[Dataset items]
· · · · · · ·
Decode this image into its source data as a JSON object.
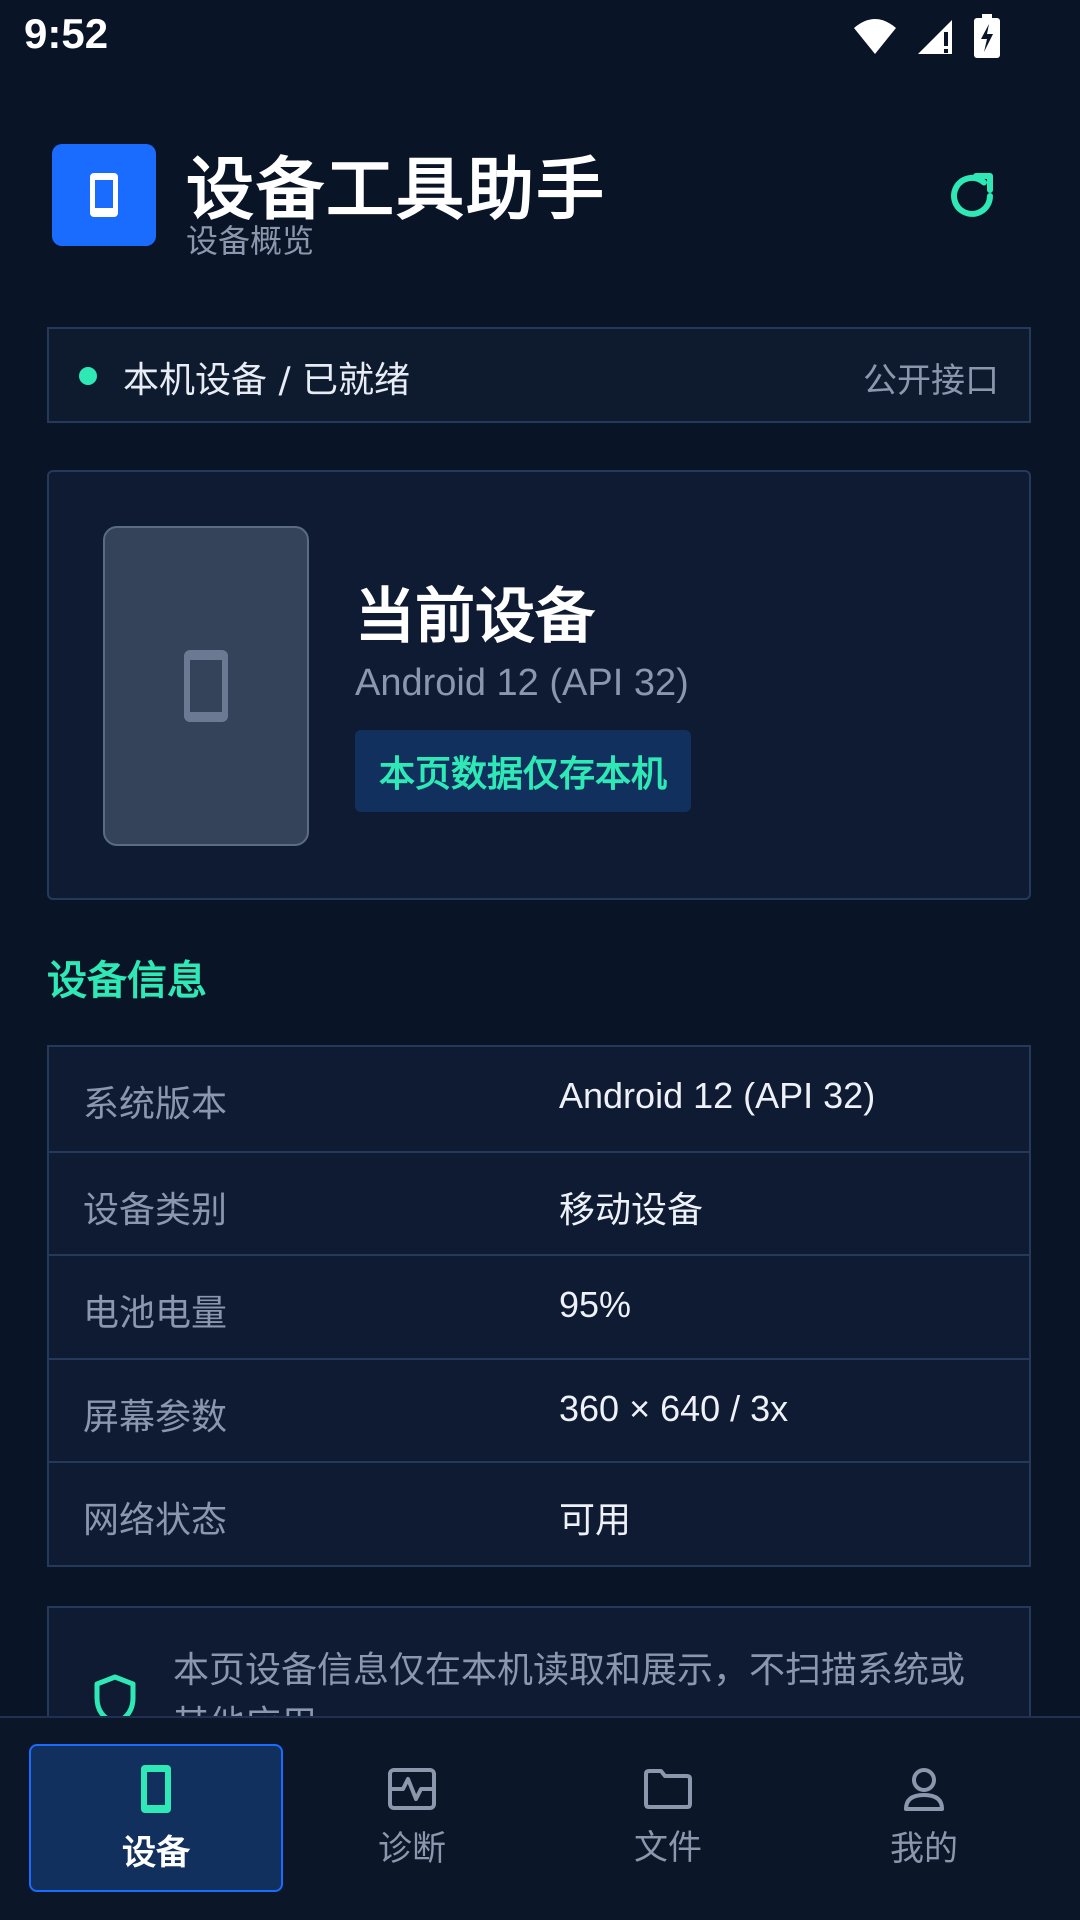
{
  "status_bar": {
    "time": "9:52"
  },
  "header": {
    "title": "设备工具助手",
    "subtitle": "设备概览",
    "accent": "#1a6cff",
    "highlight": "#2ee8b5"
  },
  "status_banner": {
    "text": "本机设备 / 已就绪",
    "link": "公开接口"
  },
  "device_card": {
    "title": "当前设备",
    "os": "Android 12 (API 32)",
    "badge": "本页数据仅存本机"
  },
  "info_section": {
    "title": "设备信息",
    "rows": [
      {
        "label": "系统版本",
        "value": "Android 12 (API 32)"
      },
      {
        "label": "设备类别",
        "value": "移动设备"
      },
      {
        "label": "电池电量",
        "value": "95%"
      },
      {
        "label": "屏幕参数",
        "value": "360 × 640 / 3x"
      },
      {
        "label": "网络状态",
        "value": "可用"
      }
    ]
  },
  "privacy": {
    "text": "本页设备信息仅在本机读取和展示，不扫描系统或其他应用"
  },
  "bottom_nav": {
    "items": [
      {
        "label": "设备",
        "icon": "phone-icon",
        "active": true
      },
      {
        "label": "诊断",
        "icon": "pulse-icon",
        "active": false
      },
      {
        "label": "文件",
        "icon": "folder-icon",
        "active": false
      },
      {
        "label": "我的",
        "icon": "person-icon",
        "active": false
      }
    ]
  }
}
· · · · · · ·
GOAL: Reproduce the material word for word, minus the images.

COMPLETED EXERCISE:
Decode this image into its source data as a JSON object.
{
  "status_bar": {
    "time": "9:52"
  },
  "header": {
    "title": "设备工具助手",
    "subtitle": "设备概览",
    "accent": "#1a6cff",
    "highlight": "#2ee8b5"
  },
  "status_banner": {
    "text": "本机设备 / 已就绪",
    "link": "公开接口"
  },
  "device_card": {
    "title": "当前设备",
    "os": "Android 12 (API 32)",
    "badge": "本页数据仅存本机"
  },
  "info_section": {
    "title": "设备信息",
    "rows": [
      {
        "label": "系统版本",
        "value": "Android 12 (API 32)"
      },
      {
        "label": "设备类别",
        "value": "移动设备"
      },
      {
        "label": "电池电量",
        "value": "95%"
      },
      {
        "label": "屏幕参数",
        "value": "360 × 640 / 3x"
      },
      {
        "label": "网络状态",
        "value": "可用"
      }
    ]
  },
  "privacy": {
    "text": "本页设备信息仅在本机读取和展示，不扫描系统或其他应用"
  },
  "bottom_nav": {
    "items": [
      {
        "label": "设备",
        "icon": "phone-icon",
        "active": true
      },
      {
        "label": "诊断",
        "icon": "pulse-icon",
        "active": false
      },
      {
        "label": "文件",
        "icon": "folder-icon",
        "active": false
      },
      {
        "label": "我的",
        "icon": "person-icon",
        "active": false
      }
    ]
  }
}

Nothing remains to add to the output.